> _Set problem_
Pick out the lines below with "caltech" and list them.
========
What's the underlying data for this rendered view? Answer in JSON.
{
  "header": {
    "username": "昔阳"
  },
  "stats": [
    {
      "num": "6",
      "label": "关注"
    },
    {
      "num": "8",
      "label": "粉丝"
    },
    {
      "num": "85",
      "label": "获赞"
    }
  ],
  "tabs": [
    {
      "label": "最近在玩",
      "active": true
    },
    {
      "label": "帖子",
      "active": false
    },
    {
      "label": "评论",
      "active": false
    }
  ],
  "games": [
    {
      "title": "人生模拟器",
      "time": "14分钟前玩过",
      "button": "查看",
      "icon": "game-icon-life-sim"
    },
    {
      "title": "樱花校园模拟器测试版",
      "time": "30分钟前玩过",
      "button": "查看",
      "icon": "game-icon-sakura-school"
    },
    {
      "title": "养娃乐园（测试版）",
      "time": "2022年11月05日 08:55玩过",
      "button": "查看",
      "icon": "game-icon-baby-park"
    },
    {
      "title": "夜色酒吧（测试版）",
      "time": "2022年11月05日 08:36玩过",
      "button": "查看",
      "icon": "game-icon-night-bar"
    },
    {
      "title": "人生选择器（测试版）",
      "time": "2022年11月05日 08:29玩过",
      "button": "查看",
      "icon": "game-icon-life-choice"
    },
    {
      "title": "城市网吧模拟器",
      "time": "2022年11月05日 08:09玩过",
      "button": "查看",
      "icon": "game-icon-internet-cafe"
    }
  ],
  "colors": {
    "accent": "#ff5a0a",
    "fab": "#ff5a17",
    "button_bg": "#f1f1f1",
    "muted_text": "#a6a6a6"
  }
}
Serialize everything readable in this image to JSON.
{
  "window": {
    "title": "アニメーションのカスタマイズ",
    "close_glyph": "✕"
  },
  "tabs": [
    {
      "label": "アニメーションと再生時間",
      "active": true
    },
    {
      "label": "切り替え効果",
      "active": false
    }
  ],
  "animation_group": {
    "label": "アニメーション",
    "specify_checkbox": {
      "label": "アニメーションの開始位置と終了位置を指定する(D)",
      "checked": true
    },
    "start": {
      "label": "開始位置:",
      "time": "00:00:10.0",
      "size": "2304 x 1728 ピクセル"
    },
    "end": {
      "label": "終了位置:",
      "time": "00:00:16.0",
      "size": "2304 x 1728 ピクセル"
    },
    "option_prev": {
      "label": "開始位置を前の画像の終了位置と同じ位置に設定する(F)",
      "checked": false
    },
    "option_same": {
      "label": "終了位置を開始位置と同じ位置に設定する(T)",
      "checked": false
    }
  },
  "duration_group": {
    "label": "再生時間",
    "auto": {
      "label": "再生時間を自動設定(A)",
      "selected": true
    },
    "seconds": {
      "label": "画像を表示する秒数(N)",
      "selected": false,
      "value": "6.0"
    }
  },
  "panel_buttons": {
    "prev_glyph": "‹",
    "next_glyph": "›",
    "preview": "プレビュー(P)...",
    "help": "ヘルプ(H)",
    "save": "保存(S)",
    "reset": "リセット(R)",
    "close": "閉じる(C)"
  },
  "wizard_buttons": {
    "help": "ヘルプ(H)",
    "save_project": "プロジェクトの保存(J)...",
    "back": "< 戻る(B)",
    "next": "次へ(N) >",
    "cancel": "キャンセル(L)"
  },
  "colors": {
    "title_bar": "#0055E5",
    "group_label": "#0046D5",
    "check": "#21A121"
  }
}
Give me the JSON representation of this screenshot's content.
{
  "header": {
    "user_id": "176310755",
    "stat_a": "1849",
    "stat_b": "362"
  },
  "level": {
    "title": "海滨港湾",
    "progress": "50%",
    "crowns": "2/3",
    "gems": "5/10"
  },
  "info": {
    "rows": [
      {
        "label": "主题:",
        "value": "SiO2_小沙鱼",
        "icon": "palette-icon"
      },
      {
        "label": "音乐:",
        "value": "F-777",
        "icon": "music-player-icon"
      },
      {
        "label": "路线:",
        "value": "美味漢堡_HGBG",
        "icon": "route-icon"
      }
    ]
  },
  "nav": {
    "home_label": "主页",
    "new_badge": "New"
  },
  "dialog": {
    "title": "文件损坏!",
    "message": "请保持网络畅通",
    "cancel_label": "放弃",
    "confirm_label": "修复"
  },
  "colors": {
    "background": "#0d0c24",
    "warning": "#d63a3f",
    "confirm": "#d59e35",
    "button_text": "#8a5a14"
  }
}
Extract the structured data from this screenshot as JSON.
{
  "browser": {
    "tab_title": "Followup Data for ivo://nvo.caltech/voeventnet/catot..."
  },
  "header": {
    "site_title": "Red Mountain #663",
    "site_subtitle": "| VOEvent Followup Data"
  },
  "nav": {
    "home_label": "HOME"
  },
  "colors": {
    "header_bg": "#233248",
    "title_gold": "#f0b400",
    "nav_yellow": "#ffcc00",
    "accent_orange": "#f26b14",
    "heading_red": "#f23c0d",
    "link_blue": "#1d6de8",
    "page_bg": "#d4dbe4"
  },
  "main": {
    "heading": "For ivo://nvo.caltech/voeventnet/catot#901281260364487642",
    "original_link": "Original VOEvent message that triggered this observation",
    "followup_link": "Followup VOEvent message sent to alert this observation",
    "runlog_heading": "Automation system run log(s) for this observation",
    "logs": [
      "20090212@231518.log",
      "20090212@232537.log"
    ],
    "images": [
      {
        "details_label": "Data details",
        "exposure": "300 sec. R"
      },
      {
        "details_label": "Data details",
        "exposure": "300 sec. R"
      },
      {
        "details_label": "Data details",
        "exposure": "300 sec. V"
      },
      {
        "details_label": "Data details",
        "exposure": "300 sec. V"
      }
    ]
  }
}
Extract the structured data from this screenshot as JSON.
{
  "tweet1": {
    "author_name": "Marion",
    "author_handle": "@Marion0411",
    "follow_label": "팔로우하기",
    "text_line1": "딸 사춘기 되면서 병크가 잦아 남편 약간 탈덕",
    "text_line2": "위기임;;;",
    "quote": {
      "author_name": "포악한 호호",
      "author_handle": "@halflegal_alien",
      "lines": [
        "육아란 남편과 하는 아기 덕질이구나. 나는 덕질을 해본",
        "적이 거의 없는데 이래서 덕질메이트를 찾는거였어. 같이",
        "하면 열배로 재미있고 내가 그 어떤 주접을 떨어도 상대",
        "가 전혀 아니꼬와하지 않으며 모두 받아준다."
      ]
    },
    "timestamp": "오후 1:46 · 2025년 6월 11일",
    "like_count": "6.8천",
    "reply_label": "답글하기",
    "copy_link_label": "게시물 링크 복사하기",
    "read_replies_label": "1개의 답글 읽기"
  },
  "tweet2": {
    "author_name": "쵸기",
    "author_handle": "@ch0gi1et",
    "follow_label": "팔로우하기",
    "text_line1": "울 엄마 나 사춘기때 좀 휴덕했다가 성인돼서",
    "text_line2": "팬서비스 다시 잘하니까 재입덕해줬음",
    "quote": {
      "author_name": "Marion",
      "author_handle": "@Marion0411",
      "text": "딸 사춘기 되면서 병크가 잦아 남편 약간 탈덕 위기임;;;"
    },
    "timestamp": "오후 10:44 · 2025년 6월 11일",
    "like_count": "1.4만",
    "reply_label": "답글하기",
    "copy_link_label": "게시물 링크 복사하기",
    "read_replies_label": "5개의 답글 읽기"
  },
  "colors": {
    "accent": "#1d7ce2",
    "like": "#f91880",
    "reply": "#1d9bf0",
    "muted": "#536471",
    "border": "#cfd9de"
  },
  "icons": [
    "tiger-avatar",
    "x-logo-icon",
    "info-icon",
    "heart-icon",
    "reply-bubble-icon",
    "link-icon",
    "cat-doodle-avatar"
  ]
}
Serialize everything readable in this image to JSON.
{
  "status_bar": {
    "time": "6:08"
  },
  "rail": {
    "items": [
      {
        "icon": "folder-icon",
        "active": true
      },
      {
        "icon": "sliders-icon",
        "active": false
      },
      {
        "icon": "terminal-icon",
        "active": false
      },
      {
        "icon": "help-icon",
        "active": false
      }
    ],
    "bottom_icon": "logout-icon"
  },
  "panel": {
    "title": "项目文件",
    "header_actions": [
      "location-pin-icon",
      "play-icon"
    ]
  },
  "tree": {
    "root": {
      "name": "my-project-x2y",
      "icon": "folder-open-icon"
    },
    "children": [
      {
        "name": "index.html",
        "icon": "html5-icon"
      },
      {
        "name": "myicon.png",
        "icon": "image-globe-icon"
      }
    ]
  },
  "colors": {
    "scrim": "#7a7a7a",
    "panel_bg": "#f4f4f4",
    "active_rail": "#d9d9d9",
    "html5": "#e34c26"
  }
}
========
> _Written reply_
    "tab_title": "Followup Data for ivo://nvo.caltech/voeventnet/catot..."
    "heading": "For ivo://nvo.caltech/voeventnet/catot#901281260364487642",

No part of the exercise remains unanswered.